Uno sguardo arriva dalla Val Brembana e più precisamente da Foppolo, con Jonathan Lobati presidente della comunità montana Valle Brembana: “Questa disorganizzazione è una violenza nei confronti di un mondo che probabilmente qualcuno ritiene solo per i ricchi. Ma non è così. Le perplessità e i dubbi del Comitato tecnico scientifico c’erano già da giovedì. Perché non è stato fatto un provvedimento venerdì? I gestori avrebbero evitato spese per preparare le piste, le assicurazioni, le assunzioni dei dipendenti poi annullate. Sarebbe stato meglio dire fin dall’inizio dell’inverno che quest’anno la stagione sarebbe saltata”.
Queste invece le parole di Massimo Fossati, presidente di Anef Lombardia e gestore del comprensorio Valtorta-Piani di Bobbio, situato a cavallo tra le province di Bergamo e Lecco: “Quello a cui ci stanno sottoponendo è un gioco al massacro che non può che generare rabbia. Perché se oggi ci dici di aprire e noi assumiamo, domani non ci puoi dire di stare chiusi: non è rispettoso né per chi ha assunto né per chi è stato assunto”.

Un elenco in sequenza:
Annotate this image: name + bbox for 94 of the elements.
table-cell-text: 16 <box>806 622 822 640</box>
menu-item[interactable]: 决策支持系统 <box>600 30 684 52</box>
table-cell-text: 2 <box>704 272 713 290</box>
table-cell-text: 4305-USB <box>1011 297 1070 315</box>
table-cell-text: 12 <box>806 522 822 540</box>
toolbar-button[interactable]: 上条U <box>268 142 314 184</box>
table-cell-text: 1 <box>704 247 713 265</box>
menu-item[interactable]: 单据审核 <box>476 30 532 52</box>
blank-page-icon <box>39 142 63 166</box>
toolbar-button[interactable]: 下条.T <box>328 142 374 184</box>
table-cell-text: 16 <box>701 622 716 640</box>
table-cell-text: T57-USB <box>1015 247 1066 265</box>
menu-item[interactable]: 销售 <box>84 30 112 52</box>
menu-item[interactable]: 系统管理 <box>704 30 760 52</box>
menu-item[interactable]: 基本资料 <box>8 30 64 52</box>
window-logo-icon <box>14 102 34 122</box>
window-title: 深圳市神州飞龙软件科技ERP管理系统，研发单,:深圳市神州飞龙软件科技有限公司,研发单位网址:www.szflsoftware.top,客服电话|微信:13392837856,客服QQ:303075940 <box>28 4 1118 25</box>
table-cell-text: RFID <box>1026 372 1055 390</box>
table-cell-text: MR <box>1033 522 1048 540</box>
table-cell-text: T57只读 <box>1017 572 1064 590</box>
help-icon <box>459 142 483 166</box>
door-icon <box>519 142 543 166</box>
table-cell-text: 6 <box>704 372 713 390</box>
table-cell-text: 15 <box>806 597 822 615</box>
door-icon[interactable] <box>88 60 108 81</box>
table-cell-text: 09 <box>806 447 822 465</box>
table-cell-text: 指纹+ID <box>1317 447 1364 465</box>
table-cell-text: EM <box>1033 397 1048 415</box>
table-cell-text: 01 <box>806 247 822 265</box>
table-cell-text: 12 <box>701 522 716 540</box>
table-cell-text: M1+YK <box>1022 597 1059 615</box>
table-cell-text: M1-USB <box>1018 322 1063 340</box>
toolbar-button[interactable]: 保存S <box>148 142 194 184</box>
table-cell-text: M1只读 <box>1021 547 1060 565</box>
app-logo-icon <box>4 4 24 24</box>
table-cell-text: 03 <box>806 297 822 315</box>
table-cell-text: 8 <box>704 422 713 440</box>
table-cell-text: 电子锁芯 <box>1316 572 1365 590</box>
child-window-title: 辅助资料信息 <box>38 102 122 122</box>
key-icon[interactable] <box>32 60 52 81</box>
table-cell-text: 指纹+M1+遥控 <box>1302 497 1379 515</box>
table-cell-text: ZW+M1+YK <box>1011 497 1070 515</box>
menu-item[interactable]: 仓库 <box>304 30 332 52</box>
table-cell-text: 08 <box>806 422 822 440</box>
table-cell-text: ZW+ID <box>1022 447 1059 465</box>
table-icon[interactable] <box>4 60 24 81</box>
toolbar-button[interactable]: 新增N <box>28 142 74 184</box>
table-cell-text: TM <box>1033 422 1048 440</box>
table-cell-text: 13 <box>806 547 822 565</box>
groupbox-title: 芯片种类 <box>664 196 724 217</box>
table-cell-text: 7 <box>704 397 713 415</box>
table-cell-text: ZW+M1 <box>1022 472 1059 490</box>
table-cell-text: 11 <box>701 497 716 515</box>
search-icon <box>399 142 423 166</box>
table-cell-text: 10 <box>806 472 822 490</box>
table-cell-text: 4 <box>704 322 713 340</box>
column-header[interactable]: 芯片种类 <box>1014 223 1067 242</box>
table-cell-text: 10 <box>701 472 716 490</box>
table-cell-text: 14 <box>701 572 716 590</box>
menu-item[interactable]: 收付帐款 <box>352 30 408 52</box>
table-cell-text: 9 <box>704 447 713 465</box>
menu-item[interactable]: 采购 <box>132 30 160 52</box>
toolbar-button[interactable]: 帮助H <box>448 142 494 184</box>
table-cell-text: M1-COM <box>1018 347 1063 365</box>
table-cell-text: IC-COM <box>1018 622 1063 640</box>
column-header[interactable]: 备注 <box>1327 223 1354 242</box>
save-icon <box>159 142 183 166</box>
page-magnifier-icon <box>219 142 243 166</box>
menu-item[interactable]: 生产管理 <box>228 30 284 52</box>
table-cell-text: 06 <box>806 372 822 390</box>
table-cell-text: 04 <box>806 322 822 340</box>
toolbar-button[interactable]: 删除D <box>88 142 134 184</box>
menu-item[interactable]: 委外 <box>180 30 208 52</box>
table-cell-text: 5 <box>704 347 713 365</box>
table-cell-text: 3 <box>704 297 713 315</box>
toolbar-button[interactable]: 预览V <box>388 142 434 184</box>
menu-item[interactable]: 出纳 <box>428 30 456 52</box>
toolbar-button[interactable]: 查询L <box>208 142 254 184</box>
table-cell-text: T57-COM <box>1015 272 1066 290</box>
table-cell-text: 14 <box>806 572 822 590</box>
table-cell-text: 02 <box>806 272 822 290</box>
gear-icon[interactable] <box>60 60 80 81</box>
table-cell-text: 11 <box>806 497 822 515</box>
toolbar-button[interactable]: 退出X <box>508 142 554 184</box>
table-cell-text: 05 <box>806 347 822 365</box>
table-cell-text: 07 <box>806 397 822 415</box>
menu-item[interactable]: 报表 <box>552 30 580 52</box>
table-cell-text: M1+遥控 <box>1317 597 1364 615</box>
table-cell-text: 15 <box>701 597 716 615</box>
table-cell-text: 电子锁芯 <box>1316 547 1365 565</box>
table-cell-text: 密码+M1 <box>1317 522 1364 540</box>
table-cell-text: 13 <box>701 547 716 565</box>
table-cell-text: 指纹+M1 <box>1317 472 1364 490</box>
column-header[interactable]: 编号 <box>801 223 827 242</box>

Serie di compiti:
#1 Quale carica ricopre Massimo Fossati secondo il brano sulla stagione sciistica?
#2 Nel brano sulla stagione sciistica, Jonathan Lobati si chiede perché non sia stato fatto un provvedimento già venerdì. Spiega quali vantaggi ne sarebbero derivati secondo lui.
#3 Riprendi il brano sulla stagione sciistica dal punto in cui si interrompe.
L'elenco è materiale separato, indipendente dal brano sulla stagione sciistica.

In risposta:
#1 È presidente di Anef Lombardia e gestore del comprensorio Valtorta-Piani di Bobbio.

#2 Le perplessità del Comitato tecnico scientifico erano note già da giovedì, quindi un provvedimento il venerdì sarebbe stato possibile. In quel caso i gestori avrebbero evitato le spese per preparare le piste, per le assicurazioni e per le assunzioni dei dipendenti, poi annullate.

#3
Nella provincia autonoma di Trento
Nella provincia autonoma di Trento le regole per mantenere il distanziamento interpersonale e ridurre al minimo i contatti erano già state definite da mesi dall’assessore al Turismo Roberto Failoni, che commenta così: “Dovevano dirlo subito che gli impianti sarebbero stati chiusi tutta la stagione: avremmo risparmiato lavoro e rabbia. Non oso pensare a come si sentano gli amici lombardi e piemontesi. Le decisioni prese a poche ore dall’apertura degli impianti stupiscono, anche perché non credo che il problema sia emerso domenica”.